Exercise: Print the data exactly as it is given, please.

(A run of records)
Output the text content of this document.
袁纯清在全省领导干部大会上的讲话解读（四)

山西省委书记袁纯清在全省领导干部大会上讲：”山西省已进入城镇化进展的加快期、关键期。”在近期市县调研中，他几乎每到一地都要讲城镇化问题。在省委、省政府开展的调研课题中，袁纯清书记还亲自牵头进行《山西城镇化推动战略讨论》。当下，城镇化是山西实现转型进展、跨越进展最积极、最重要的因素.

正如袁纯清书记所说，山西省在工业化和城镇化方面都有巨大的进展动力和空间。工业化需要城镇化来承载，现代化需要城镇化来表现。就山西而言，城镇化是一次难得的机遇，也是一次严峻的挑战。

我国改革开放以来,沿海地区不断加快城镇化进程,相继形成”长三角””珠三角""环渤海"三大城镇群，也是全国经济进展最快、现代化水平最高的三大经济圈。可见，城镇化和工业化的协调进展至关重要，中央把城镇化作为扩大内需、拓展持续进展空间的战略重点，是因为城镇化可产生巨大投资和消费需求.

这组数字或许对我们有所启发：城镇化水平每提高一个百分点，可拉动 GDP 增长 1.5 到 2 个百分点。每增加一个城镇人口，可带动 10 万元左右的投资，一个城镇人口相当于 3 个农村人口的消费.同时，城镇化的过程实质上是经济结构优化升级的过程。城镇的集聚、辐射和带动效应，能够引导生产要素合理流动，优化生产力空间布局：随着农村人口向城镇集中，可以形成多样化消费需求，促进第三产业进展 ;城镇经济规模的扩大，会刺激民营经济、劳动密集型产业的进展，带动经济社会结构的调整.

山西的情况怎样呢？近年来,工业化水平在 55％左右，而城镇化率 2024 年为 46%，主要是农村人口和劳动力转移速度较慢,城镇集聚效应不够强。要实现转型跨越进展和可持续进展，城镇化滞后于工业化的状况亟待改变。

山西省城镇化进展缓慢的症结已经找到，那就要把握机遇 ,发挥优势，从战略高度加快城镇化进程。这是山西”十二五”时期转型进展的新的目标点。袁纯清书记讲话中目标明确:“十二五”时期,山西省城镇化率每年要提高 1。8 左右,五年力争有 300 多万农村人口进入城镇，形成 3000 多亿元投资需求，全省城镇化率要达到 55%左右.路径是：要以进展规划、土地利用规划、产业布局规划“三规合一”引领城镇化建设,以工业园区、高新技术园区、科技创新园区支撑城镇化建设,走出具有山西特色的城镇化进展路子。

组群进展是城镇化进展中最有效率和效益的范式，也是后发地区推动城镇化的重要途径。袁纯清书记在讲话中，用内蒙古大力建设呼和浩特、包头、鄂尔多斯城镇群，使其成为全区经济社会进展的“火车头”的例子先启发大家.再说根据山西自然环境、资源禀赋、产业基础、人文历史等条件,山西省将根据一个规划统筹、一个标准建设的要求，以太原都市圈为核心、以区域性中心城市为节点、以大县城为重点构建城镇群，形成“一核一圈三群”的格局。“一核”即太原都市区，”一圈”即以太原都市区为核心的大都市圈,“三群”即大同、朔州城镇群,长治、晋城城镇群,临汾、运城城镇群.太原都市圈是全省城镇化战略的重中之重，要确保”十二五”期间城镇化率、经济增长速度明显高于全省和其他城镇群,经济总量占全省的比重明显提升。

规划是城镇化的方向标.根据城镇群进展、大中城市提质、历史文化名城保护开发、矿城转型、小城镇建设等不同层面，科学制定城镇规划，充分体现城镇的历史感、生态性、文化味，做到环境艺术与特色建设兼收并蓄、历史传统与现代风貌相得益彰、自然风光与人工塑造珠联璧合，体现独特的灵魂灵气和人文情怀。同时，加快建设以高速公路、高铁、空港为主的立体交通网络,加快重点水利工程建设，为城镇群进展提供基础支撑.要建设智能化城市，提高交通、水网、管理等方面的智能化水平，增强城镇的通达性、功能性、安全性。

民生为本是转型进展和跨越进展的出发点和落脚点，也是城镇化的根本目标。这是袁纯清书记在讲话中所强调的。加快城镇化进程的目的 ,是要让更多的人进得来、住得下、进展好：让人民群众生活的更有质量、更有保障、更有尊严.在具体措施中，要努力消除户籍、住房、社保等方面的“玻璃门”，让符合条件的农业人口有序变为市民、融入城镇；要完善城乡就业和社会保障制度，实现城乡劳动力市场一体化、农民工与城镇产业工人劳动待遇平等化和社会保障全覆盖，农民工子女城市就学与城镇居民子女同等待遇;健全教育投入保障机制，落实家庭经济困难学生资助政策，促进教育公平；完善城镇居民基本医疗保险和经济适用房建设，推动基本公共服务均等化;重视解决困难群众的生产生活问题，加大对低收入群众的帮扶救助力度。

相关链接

Expected output:
Output the text content of this document.
袁纯清在全省领导干部大会上的讲话解读（四)

山西省委书记袁纯清在全省领导干部大会上讲：”山西省已进入城镇化进展的加快期、关键期。”在近期市县调研中，他几乎每到一地都要讲城镇化问题。在省委、省政府开展的调研课题中，袁纯清书记还亲自牵头进行《山西城镇化推动战略讨论》。当下，城镇化是山西实现转型进展、跨越进展最积极、最重要的因素.

正如袁纯清书记所说，山西省在工业化和城镇化方面都有巨大的进展动力和空间。工业化需要城镇化来承载，现代化需要城镇化来表现。就山西而言，城镇化是一次难得的机遇，也是一次严峻的挑战。

我国改革开放以来,沿海地区不断加快城镇化进程,相继形成”长三角””珠三角""环渤海"三大城镇群，也是全国经济进展最快、现代化水平最高的三大经济圈。可见，城镇化和工业化的协调进展至关重要，中央把城镇化作为扩大内需、拓展持续进展空间的战略重点，是因为城镇化可产生巨大投资和消费需求.

这组数字或许对我们有所启发：城镇化水平每提高一个百分点，可拉动 GDP 增长 1.5 到 2 个百分点。每增加一个城镇人口，可带动 10 万元左右的投资，一个城镇人口相当于 3 个农村人口的消费.同时，城镇化的过程实质上是经济结构优化升级的过程。城镇的集聚、辐射和带动效应，能够引导生产要素合理流动，优化生产力空间布局：随着农村人口向城镇集中，可以形成多样化消费需求，促进第三产业进展 ;城镇经济规模的扩大，会刺激民营经济、劳动密集型产业的进展，带动经济社会结构的调整.

山西的情况怎样呢？近年来,工业化水平在 55％左右，而城镇化率 2024 年为 46%，主要是农村人口和劳动力转移速度较慢,城镇集聚效应不够强。要实现转型跨越进展和可持续进展，城镇化滞后于工业化的状况亟待改变。

山西省城镇化进展缓慢的症结已经找到，那就要把握机遇 ,发挥优势，从战略高度加快城镇化进程。这是山西”十二五”时期转型进展的新的目标点。袁纯清书记讲话中目标明确:“十二五”时期,山西省城镇化率每年要提高 1。8 左右,五年力争有 300 多万农村人口进入城镇，形成 3000 多亿元投资需求，全省城镇化率要达到 55%左右.路径是：要以进展规划、土地利用规划、产业布局规划“三规合一”引领城镇化建设,以工业园区、高新技术园区、科技创新园区支撑城镇化建设,走出具有山西特色的城镇化进展路子。

组群进展是城镇化进展中最有效率和效益的范式，也是后发地区推动城镇化的重要途径。袁纯清书记在讲话中，用内蒙古大力建设呼和浩特、包头、鄂尔多斯城镇群，使其成为全区经济社会进展的“火车头”的例子先启发大家.再说根据山西自然环境、资源禀赋、产业基础、人文历史等条件,山西省将根据一个规划统筹、一个标准建设的要求，以太原都市圈为核心、以区域性中心城市为节点、以大县城为重点构建城镇群，形成“一核一圈三群”的格局。“一核”即太原都市区，”一圈”即以太原都市区为核心的大都市圈,“三群”即大同、朔州城镇群,长治、晋城城镇群,临汾、运城城镇群.太原都市圈是全省城镇化战略的重中之重，要确保”十二五”期间城镇化率、经济增长速度明显高于全省和其他城镇群,经济总量占全省的比重明显提升。

规划是城镇化的方向标.根据城镇群进展、大中城市提质、历史文化名城保护开发、矿城转型、小城镇建设等不同层面，科学制定城镇规划，充分体现城镇的历史感、生态性、文化味，做到环境艺术与特色建设兼收并蓄、历史传统与现代风貌相得益彰、自然风光与人工塑造珠联璧合，体现独特的灵魂灵气和人文情怀。同时，加快建设以高速公路、高铁、空港为主的立体交通网络,加快重点水利工程建设，为城镇群进展提供基础支撑.要建设智能化城市，提高交通、水网、管理等方面的智能化水平，增强城镇的通达性、功能性、安全性。

民生为本是转型进展和跨越进展的出发点和落脚点，也是城镇化的根本目标。这是袁纯清书记在讲话中所强调的。加快城镇化进程的目的 ,是要让更多的人进得来、住得下、进展好：让人民群众生活的更有质量、更有保障、更有尊严.在具体措施中，要努力消除户籍、住房、社保等方面的“玻璃门”，让符合条件的农业人口有序变为市民、融入城镇；要完善城乡就业和社会保障制度，实现城乡劳动力市场一体化、农民工与城镇产业工人劳动待遇平等化和社会保障全覆盖，农民工子女城市就学与城镇居民子女同等待遇;健全教育投入保障机制，落实家庭经济困难学生资助政策，促进教育公平；完善城镇居民基本医疗保险和经济适用房建设，推动基本公共服务均等化;重视解决困难群众的生产生活问题，加大对低收入群众的帮扶救助力度。

相关链接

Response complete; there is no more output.